» Task to complete
Please output the records below in full, exactly as given, but without the images.
----- Data for the task -----
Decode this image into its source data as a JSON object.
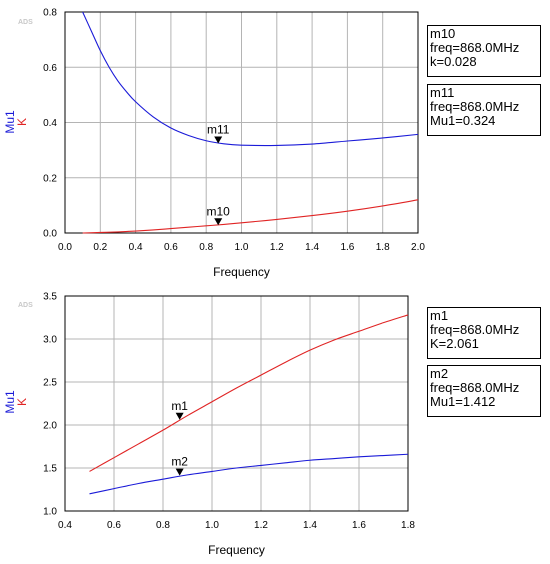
{
  "badge": "ADS",
  "chart_data": [
    {
      "type": "line",
      "xlabel": "Frequency",
      "ylabel_parts": [
        "Mu1",
        "K"
      ],
      "xlim": [
        0,
        2
      ],
      "ylim": [
        0,
        0.8
      ],
      "xticks": [
        "0.0",
        "0.2",
        "0.4",
        "0.6",
        "0.8",
        "1.0",
        "1.2",
        "1.4",
        "1.6",
        "1.8",
        "2.0"
      ],
      "yticks": [
        "0.0",
        "0.2",
        "0.4",
        "0.6",
        "0.8"
      ],
      "grid": true,
      "series": [
        {
          "name": "Mu1",
          "color": "#1b1bd8",
          "x": [
            0.1,
            0.15,
            0.2,
            0.25,
            0.3,
            0.35,
            0.4,
            0.5,
            0.6,
            0.7,
            0.8,
            0.9,
            1.0,
            1.2,
            1.4,
            1.6,
            1.8,
            2.0
          ],
          "y": [
            0.8,
            0.73,
            0.66,
            0.6,
            0.55,
            0.51,
            0.475,
            0.42,
            0.38,
            0.353,
            0.334,
            0.323,
            0.318,
            0.317,
            0.322,
            0.333,
            0.344,
            0.357
          ]
        },
        {
          "name": "K",
          "color": "#e02424",
          "x": [
            0.1,
            0.2,
            0.3,
            0.4,
            0.5,
            0.6,
            0.7,
            0.8,
            0.9,
            1.0,
            1.2,
            1.4,
            1.6,
            1.8,
            2.0
          ],
          "y": [
            0.0,
            0.002,
            0.004,
            0.007,
            0.011,
            0.016,
            0.021,
            0.026,
            0.031,
            0.037,
            0.049,
            0.063,
            0.079,
            0.098,
            0.12
          ]
        }
      ],
      "markers": [
        {
          "id": "m11",
          "x": 0.868,
          "y": 0.324
        },
        {
          "id": "m10",
          "x": 0.868,
          "y": 0.028
        }
      ],
      "marker_boxes": [
        {
          "lines": [
            "m10",
            "freq=868.0MHz",
            "k=0.028"
          ]
        },
        {
          "lines": [
            "m11",
            "freq=868.0MHz",
            "Mu1=0.324"
          ]
        }
      ]
    },
    {
      "type": "line",
      "xlabel": "Frequency",
      "ylabel_parts": [
        "Mu1",
        "K"
      ],
      "xlim": [
        0.4,
        1.8
      ],
      "ylim": [
        1.0,
        3.5
      ],
      "xticks": [
        "0.4",
        "0.6",
        "0.8",
        "1.0",
        "1.2",
        "1.4",
        "1.6",
        "1.8"
      ],
      "yticks": [
        "1.0",
        "1.5",
        "2.0",
        "2.5",
        "3.0",
        "3.5"
      ],
      "grid": true,
      "series": [
        {
          "name": "K",
          "color": "#e02424",
          "x": [
            0.5,
            0.6,
            0.7,
            0.8,
            0.9,
            1.0,
            1.1,
            1.2,
            1.3,
            1.4,
            1.5,
            1.6,
            1.7,
            1.8
          ],
          "y": [
            1.46,
            1.62,
            1.78,
            1.94,
            2.11,
            2.27,
            2.43,
            2.58,
            2.73,
            2.87,
            2.99,
            3.09,
            3.19,
            3.28
          ]
        },
        {
          "name": "Mu1",
          "color": "#1b1bd8",
          "x": [
            0.5,
            0.6,
            0.7,
            0.8,
            0.9,
            1.0,
            1.1,
            1.2,
            1.3,
            1.4,
            1.5,
            1.6,
            1.7,
            1.8
          ],
          "y": [
            1.2,
            1.26,
            1.32,
            1.37,
            1.42,
            1.46,
            1.5,
            1.53,
            1.56,
            1.59,
            1.61,
            1.63,
            1.645,
            1.66
          ]
        }
      ],
      "markers": [
        {
          "id": "m1",
          "x": 0.868,
          "y": 2.061
        },
        {
          "id": "m2",
          "x": 0.868,
          "y": 1.412
        }
      ],
      "marker_boxes": [
        {
          "lines": [
            "m1",
            "freq=868.0MHz",
            "K=2.061"
          ]
        },
        {
          "lines": [
            "m2",
            "freq=868.0MHz",
            "Mu1=1.412"
          ]
        }
      ]
    }
  ]
}
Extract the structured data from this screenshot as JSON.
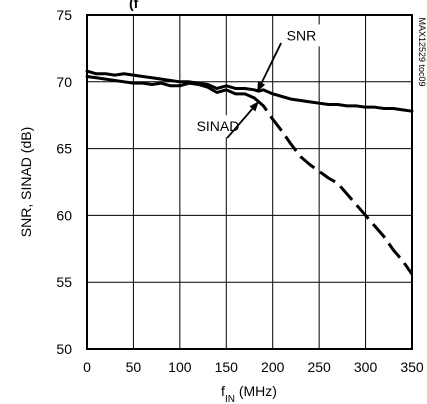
-----
» Correct result
Decode this image into its source data as a JSON object.
{
  "badge": "ADS",
  "chart_data": [
    {
      "type": "line",
      "xlabel": "Frequency",
      "ylabel_parts": [
        "Mu1",
        "K"
      ],
      "xlim": [
        0,
        2
      ],
      "ylim": [
        0,
        0.8
      ],
      "xticks": [
        "0.0",
        "0.2",
        "0.4",
        "0.6",
        "0.8",
        "1.0",
        "1.2",
        "1.4",
        "1.6",
        "1.8",
        "2.0"
      ],
      "yticks": [
        "0.0",
        "0.2",
        "0.4",
        "0.6",
        "0.8"
      ],
      "grid": true,
      "series": [
        {
          "name": "Mu1",
          "color": "#1b1bd8",
          "x": [
            0.1,
            0.15,
            0.2,
            0.25,
            0.3,
            0.35,
            0.4,
            0.5,
            0.6,
            0.7,
            0.8,
            0.9,
            1.0,
            1.2,
            1.4,
            1.6,
            1.8,
            2.0
          ],
          "y": [
            0.8,
            0.73,
            0.66,
            0.6,
            0.55,
            0.51,
            0.475,
            0.42,
            0.38,
            0.353,
            0.334,
            0.323,
            0.318,
            0.317,
            0.322,
            0.333,
            0.344,
            0.357
          ]
        },
        {
          "name": "K",
          "color": "#e02424",
          "x": [
            0.1,
            0.2,
            0.3,
            0.4,
            0.5,
            0.6,
            0.7,
            0.8,
            0.9,
            1.0,
            1.2,
            1.4,
            1.6,
            1.8,
            2.0
          ],
          "y": [
            0.0,
            0.002,
            0.004,
            0.007,
            0.011,
            0.016,
            0.021,
            0.026,
            0.031,
            0.037,
            0.049,
            0.063,
            0.079,
            0.098,
            0.12
          ]
        }
      ],
      "markers": [
        {
          "id": "m11",
          "x": 0.868,
          "y": 0.324
        },
        {
          "id": "m10",
          "x": 0.868,
          "y": 0.028
        }
      ],
      "marker_boxes": [
        {
          "lines": [
            "m10",
            "freq=868.0MHz",
            "k=0.028"
          ]
        },
        {
          "lines": [
            "m11",
            "freq=868.0MHz",
            "Mu1=0.324"
          ]
        }
      ]
    },
    {
      "type": "line",
      "xlabel": "Frequency",
      "ylabel_parts": [
        "Mu1",
        "K"
      ],
      "xlim": [
        0.4,
        1.8
      ],
      "ylim": [
        1.0,
        3.5
      ],
      "xticks": [
        "0.4",
        "0.6",
        "0.8",
        "1.0",
        "1.2",
        "1.4",
        "1.6",
        "1.8"
      ],
      "yticks": [
        "1.0",
        "1.5",
        "2.0",
        "2.5",
        "3.0",
        "3.5"
      ],
      "grid": true,
      "series": [
        {
          "name": "K",
          "color": "#e02424",
          "x": [
            0.5,
            0.6,
            0.7,
            0.8,
            0.9,
            1.0,
            1.1,
            1.2,
            1.3,
            1.4,
            1.5,
            1.6,
            1.7,
            1.8
          ],
          "y": [
            1.46,
            1.62,
            1.78,
            1.94,
            2.11,
            2.27,
            2.43,
            2.58,
            2.73,
            2.87,
            2.99,
            3.09,
            3.19,
            3.28
          ]
        },
        {
          "name": "Mu1",
          "color": "#1b1bd8",
          "x": [
            0.5,
            0.6,
            0.7,
            0.8,
            0.9,
            1.0,
            1.1,
            1.2,
            1.3,
            1.4,
            1.5,
            1.6,
            1.7,
            1.8
          ],
          "y": [
            1.2,
            1.26,
            1.32,
            1.37,
            1.42,
            1.46,
            1.5,
            1.53,
            1.56,
            1.59,
            1.61,
            1.63,
            1.645,
            1.66
          ]
        }
      ],
      "markers": [
        {
          "id": "m1",
          "x": 0.868,
          "y": 2.061
        },
        {
          "id": "m2",
          "x": 0.868,
          "y": 1.412
        }
      ],
      "marker_boxes": [
        {
          "lines": [
            "m1",
            "freq=868.0MHz",
            "K=2.061"
          ]
        },
        {
          "lines": [
            "m2",
            "freq=868.0MHz",
            "Mu1=1.412"
          ]
        }
      ]
    }
  ]
}
Extract the structured data from this screenshot as JSON.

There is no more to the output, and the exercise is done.